● Task instructions
The listing below should be copied in full, word for word.

● Provided data
:::
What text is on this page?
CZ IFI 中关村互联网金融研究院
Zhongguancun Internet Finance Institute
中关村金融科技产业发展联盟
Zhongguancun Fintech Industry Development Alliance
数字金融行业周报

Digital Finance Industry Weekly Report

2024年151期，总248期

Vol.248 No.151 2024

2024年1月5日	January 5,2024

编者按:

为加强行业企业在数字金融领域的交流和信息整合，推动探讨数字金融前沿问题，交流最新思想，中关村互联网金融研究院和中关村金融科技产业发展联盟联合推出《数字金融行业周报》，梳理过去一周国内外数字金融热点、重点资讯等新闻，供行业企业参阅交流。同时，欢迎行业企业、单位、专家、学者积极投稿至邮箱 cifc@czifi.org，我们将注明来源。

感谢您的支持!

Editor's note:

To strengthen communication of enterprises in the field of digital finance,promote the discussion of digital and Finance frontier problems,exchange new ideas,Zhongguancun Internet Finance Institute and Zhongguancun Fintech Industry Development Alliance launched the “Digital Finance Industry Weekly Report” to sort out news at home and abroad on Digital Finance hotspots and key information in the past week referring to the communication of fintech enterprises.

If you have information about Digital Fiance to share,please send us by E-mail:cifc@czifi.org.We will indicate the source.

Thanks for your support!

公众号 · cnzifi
:::
● The result
What text is on this page?
CZ IFI 中关村互联网金融研究院
Zhongguancun Internet Finance Institute
中关村金融科技产业发展联盟
Zhongguancun Fintech Industry Development Alliance
数字金融行业周报

Digital Finance Industry Weekly Report

2024年151期，总248期

Vol.248 No.151 2024

2024年1月5日	January 5,2024

编者按:

为加强行业企业在数字金融领域的交流和信息整合，推动探讨数字金融前沿问题，交流最新思想，中关村互联网金融研究院和中关村金融科技产业发展联盟联合推出《数字金融行业周报》，梳理过去一周国内外数字金融热点、重点资讯等新闻，供行业企业参阅交流。同时，欢迎行业企业、单位、专家、学者积极投稿至邮箱 cifc@czifi.org，我们将注明来源。

感谢您的支持!

Editor's note:

To strengthen communication of enterprises in the field of digital finance,promote the discussion of digital and Finance frontier problems,exchange new ideas,Zhongguancun Internet Finance Institute and Zhongguancun Fintech Industry Development Alliance launched the “Digital Finance Industry Weekly Report” to sort out news at home and abroad on Digital Finance hotspots and key information in the past week referring to the communication of fintech enterprises.

If you have information about Digital Fiance to share,please send us by E-mail:cifc@czifi.org.We will indicate the source.

Thanks for your support!

公众号 · cnzifi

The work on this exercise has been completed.